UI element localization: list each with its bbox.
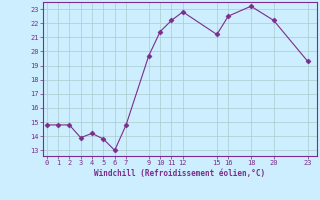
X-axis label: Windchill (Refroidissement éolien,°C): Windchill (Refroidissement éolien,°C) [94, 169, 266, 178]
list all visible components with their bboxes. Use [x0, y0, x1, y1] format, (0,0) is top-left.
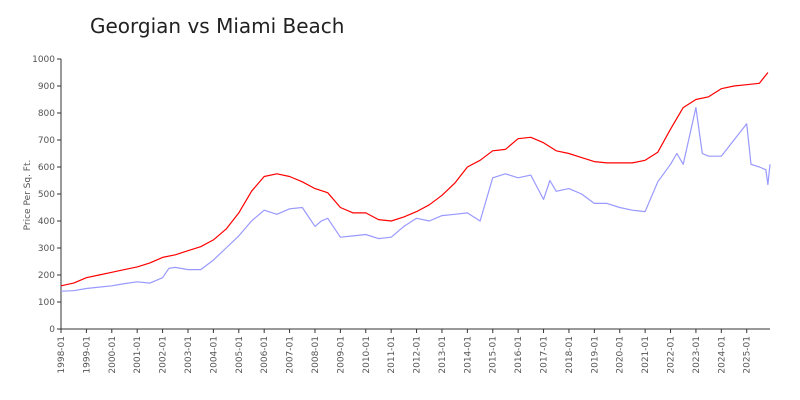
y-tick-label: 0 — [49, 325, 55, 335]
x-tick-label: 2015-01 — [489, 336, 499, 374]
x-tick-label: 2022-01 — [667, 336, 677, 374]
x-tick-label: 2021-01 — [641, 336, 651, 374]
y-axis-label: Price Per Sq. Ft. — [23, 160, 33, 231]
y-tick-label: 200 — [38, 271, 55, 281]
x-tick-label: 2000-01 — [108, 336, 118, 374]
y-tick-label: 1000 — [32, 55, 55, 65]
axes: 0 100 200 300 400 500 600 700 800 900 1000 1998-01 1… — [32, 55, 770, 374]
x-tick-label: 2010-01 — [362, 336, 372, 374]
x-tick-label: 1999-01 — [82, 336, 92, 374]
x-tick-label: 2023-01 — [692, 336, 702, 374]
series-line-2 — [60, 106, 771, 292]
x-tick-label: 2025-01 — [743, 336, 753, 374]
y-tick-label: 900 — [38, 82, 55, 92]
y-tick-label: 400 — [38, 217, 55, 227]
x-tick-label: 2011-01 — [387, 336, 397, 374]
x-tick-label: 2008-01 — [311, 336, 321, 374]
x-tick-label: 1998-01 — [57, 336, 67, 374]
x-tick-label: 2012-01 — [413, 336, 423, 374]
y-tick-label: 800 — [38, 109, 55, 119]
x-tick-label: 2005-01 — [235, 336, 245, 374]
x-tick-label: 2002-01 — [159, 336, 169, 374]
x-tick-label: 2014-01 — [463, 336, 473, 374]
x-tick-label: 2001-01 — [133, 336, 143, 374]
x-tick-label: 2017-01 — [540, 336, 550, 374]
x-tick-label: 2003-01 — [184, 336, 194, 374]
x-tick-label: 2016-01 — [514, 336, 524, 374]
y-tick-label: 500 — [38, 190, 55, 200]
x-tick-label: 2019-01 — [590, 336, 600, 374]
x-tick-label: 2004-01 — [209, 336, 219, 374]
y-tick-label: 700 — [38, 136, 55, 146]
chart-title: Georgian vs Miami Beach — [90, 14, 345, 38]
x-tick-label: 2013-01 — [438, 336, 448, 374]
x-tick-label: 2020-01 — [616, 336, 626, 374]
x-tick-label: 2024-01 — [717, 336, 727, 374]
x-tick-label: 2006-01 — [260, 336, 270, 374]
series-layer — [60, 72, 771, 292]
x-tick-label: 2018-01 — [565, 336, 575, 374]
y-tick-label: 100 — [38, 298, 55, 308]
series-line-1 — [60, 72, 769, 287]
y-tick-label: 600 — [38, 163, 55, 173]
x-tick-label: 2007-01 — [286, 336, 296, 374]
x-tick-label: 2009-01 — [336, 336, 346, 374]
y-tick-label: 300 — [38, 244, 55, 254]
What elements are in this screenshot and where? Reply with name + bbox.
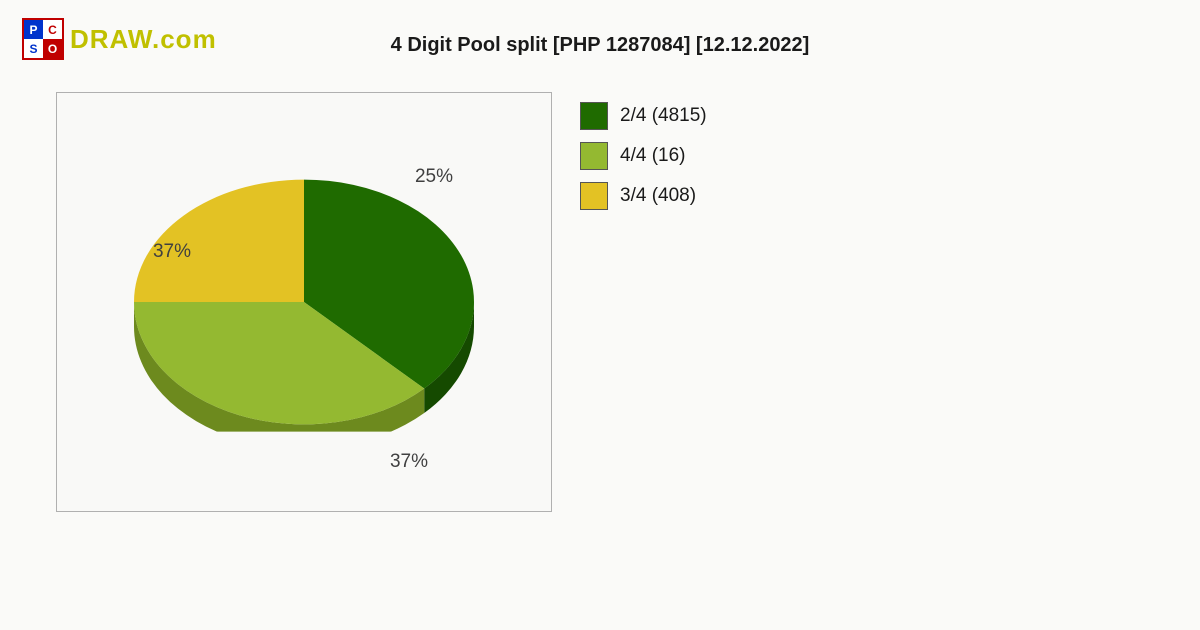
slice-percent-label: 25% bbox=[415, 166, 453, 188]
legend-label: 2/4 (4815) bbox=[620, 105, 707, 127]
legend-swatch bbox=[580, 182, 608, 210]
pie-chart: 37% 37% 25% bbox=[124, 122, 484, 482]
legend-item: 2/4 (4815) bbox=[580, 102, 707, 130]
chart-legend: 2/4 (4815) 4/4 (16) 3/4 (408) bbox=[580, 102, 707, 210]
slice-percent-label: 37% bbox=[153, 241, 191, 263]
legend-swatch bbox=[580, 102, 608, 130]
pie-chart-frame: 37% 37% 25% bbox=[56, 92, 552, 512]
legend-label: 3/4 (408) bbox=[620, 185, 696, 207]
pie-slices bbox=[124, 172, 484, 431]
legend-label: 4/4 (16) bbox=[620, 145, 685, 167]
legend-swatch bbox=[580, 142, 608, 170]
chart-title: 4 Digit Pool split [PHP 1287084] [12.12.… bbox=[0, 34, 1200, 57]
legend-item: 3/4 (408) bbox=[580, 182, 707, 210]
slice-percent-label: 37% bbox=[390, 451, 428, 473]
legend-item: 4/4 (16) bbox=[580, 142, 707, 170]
...
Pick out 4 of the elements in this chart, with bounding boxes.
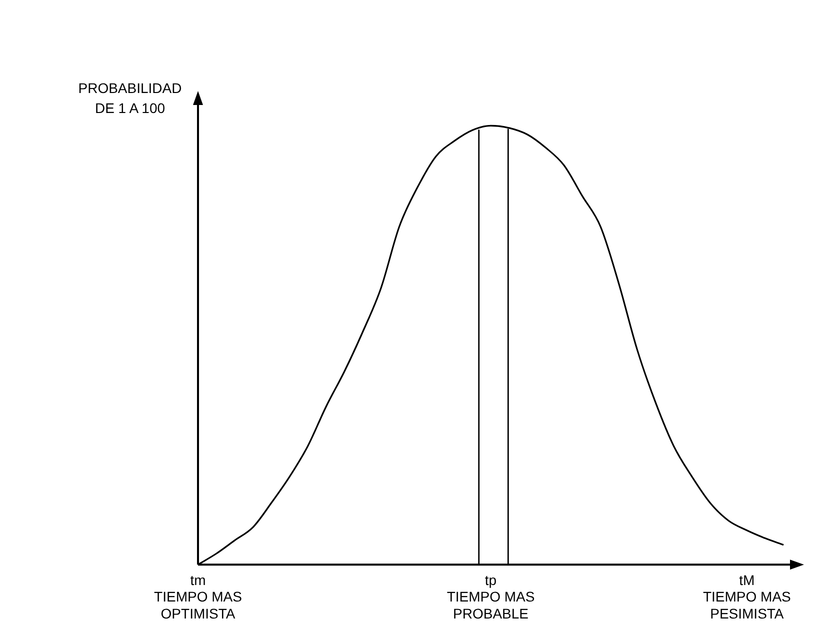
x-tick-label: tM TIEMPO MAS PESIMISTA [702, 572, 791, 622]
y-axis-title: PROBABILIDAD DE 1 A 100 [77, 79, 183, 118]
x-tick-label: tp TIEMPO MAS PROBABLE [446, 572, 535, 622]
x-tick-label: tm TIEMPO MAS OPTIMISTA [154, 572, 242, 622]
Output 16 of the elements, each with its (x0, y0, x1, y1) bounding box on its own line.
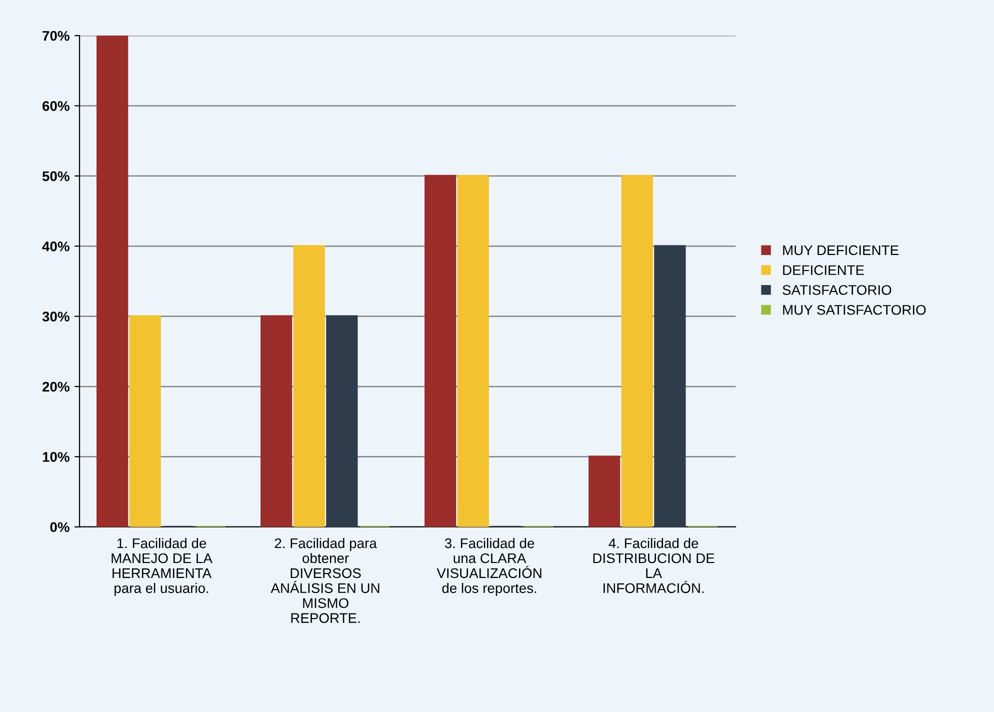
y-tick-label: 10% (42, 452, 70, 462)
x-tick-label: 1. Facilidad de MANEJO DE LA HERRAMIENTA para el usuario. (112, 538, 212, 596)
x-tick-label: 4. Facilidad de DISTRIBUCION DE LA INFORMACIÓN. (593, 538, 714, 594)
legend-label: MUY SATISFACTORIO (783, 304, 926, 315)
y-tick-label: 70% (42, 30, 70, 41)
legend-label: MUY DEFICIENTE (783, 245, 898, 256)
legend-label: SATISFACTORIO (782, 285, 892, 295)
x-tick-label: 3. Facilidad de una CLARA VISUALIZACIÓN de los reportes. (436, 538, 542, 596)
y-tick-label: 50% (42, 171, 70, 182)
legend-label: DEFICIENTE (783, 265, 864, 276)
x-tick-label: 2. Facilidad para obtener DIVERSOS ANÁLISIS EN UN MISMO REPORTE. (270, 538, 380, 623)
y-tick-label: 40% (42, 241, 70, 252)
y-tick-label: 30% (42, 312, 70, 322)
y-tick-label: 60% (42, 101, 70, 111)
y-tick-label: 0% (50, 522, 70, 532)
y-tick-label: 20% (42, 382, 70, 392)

BRIEF -
Could you give the lines from the one with "x-tick-label: tM TIEMPO MAS PESIMISTA" to the one with "x-tick-label: tm TIEMPO MAS OPTIMISTA", both included, as a Markdown table with the columns Row and Line, numbering each row and leaving out any blank lines?

COMPLETE ANSWER -
| Row | Line |
|---|---|
| 1 | x-tick-label: tM TIEMPO MAS PESIMISTA [702, 572, 791, 622] |
| 2 | y-axis-title: PROBABILIDAD DE 1 A 100 [77, 79, 183, 118] |
| 3 | x-tick-label: tp TIEMPO MAS PROBABLE [446, 572, 535, 622] |
| 4 | x-tick-label: tm TIEMPO MAS OPTIMISTA [154, 572, 242, 622] |